──────── Data to use ────────

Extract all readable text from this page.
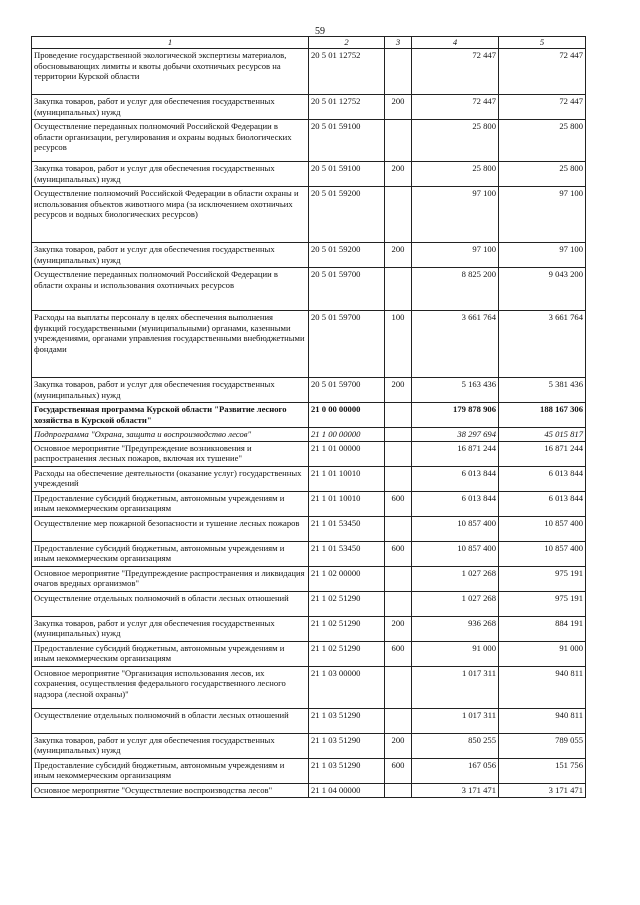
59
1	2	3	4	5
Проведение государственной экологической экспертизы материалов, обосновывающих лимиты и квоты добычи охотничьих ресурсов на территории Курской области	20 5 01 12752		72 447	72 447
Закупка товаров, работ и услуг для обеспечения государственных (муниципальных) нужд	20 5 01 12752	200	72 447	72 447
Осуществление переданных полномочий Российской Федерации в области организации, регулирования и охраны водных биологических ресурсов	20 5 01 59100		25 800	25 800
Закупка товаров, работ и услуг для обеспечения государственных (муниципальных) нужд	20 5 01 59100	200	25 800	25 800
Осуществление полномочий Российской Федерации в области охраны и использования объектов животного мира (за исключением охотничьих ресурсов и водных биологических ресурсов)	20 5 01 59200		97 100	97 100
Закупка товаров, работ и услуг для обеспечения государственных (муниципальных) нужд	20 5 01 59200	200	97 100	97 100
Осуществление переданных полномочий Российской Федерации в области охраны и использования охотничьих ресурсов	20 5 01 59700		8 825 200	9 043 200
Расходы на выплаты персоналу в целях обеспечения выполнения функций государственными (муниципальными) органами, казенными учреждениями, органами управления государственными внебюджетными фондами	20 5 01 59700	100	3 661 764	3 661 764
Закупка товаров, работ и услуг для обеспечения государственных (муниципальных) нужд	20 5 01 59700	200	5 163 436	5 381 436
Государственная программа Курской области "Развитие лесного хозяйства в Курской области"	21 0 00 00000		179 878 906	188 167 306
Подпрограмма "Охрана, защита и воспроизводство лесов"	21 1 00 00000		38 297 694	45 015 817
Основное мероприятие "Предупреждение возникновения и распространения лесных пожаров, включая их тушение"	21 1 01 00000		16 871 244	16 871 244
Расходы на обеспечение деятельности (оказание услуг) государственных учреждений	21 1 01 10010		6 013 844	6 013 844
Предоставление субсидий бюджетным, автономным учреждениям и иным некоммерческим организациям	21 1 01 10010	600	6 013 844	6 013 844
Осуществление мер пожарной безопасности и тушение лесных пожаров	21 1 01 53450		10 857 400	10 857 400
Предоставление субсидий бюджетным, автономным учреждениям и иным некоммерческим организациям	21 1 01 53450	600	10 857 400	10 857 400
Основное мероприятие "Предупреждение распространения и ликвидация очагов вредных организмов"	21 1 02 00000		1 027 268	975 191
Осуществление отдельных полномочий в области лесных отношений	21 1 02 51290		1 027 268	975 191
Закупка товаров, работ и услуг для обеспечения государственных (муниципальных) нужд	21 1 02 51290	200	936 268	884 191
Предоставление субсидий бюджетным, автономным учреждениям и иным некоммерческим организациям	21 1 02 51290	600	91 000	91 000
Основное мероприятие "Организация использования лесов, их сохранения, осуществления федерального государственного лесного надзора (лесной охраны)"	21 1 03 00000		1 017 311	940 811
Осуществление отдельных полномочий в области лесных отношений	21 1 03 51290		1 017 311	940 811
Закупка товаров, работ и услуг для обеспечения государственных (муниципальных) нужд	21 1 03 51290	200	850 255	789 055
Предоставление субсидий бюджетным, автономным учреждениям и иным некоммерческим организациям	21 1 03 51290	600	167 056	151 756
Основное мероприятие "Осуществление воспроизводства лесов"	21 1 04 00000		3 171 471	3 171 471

────────

● **Brief**
From the records given above, reproduce all text exactly and exclude each picture.

● **Finished task**
Extract all readable text from this page.
59
1	2	3	4	5
Проведение государственной экологической экспертизы материалов, обосновывающих лимиты и квоты добычи охотничьих ресурсов на территории Курской области	20 5 01 12752		72 447	72 447
Закупка товаров, работ и услуг для обеспечения государственных (муниципальных) нужд	20 5 01 12752	200	72 447	72 447
Осуществление переданных полномочий Российской Федерации в области организации, регулирования и охраны водных биологических ресурсов	20 5 01 59100		25 800	25 800
Закупка товаров, работ и услуг для обеспечения государственных (муниципальных) нужд	20 5 01 59100	200	25 800	25 800
Осуществление полномочий Российской Федерации в области охраны и использования объектов животного мира (за исключением охотничьих ресурсов и водных биологических ресурсов)	20 5 01 59200		97 100	97 100
Закупка товаров, работ и услуг для обеспечения государственных (муниципальных) нужд	20 5 01 59200	200	97 100	97 100
Осуществление переданных полномочий Российской Федерации в области охраны и использования охотничьих ресурсов	20 5 01 59700		8 825 200	9 043 200
Расходы на выплаты персоналу в целях обеспечения выполнения функций государственными (муниципальными) органами, казенными учреждениями, органами управления государственными внебюджетными фондами	20 5 01 59700	100	3 661 764	3 661 764
Закупка товаров, работ и услуг для обеспечения государственных (муниципальных) нужд	20 5 01 59700	200	5 163 436	5 381 436
Государственная программа Курской области "Развитие лесного хозяйства в Курской области"	21 0 00 00000		179 878 906	188 167 306
Подпрограмма "Охрана, защита и воспроизводство лесов"	21 1 00 00000		38 297 694	45 015 817
Основное мероприятие "Предупреждение возникновения и распространения лесных пожаров, включая их тушение"	21 1 01 00000		16 871 244	16 871 244
Расходы на обеспечение деятельности (оказание услуг) государственных учреждений	21 1 01 10010		6 013 844	6 013 844
Предоставление субсидий бюджетным, автономным учреждениям и иным некоммерческим организациям	21 1 01 10010	600	6 013 844	6 013 844
Осуществление мер пожарной безопасности и тушение лесных пожаров	21 1 01 53450		10 857 400	10 857 400
Предоставление субсидий бюджетным, автономным учреждениям и иным некоммерческим организациям	21 1 01 53450	600	10 857 400	10 857 400
Основное мероприятие "Предупреждение распространения и ликвидация очагов вредных организмов"	21 1 02 00000		1 027 268	975 191
Осуществление отдельных полномочий в области лесных отношений	21 1 02 51290		1 027 268	975 191
Закупка товаров, работ и услуг для обеспечения государственных (муниципальных) нужд	21 1 02 51290	200	936 268	884 191
Предоставление субсидий бюджетным, автономным учреждениям и иным некоммерческим организациям	21 1 02 51290	600	91 000	91 000
Основное мероприятие "Организация использования лесов, их сохранения, осуществления федерального государственного лесного надзора (лесной охраны)"	21 1 03 00000		1 017 311	940 811
Осуществление отдельных полномочий в области лесных отношений	21 1 03 51290		1 017 311	940 811
Закупка товаров, работ и услуг для обеспечения государственных (муниципальных) нужд	21 1 03 51290	200	850 255	789 055
Предоставление субсидий бюджетным, автономным учреждениям и иным некоммерческим организациям	21 1 03 51290	600	167 056	151 756
Основное мероприятие "Осуществление воспроизводства лесов"	21 1 04 00000		3 171 471	3 171 471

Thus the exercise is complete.